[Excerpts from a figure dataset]
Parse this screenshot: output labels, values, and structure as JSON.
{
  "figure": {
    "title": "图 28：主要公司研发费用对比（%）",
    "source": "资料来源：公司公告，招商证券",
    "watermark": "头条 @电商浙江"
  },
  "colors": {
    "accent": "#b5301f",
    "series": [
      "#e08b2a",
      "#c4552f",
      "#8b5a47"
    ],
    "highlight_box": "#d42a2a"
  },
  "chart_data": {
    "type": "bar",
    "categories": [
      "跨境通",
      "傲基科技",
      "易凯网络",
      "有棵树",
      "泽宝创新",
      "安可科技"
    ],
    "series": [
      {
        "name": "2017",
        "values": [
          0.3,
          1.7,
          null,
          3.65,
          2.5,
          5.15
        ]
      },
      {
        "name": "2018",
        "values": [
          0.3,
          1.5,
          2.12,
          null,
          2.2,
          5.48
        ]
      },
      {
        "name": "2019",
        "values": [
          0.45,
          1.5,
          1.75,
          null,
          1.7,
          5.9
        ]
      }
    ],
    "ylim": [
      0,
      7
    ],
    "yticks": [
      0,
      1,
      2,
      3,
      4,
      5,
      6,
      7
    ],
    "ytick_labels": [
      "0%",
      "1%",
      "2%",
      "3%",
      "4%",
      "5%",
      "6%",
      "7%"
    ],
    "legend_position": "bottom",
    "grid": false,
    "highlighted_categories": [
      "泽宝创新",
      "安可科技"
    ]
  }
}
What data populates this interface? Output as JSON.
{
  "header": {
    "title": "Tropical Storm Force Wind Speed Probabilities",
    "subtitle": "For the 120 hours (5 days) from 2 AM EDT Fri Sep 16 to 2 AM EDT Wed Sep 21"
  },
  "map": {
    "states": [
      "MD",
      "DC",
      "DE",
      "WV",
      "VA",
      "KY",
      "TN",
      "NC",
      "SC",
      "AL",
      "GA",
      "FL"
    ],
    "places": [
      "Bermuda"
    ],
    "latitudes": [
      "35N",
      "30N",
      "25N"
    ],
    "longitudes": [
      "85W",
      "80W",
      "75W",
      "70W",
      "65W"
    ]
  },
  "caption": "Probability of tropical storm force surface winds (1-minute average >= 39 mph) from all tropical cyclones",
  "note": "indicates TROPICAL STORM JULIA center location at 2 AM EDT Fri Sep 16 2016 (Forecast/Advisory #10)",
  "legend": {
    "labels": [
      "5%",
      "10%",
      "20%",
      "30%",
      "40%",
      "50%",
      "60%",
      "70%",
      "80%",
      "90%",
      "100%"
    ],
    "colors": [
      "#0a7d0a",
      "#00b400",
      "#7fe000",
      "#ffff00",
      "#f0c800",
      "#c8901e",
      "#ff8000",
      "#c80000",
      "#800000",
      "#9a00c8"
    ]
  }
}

What you are asked to do :: Select all lines in the listing that include the word "this".

Answer in full ::
Parse this screenshot: output labels, values, and structure as JSON.
What data populates this interface? Output as JSON.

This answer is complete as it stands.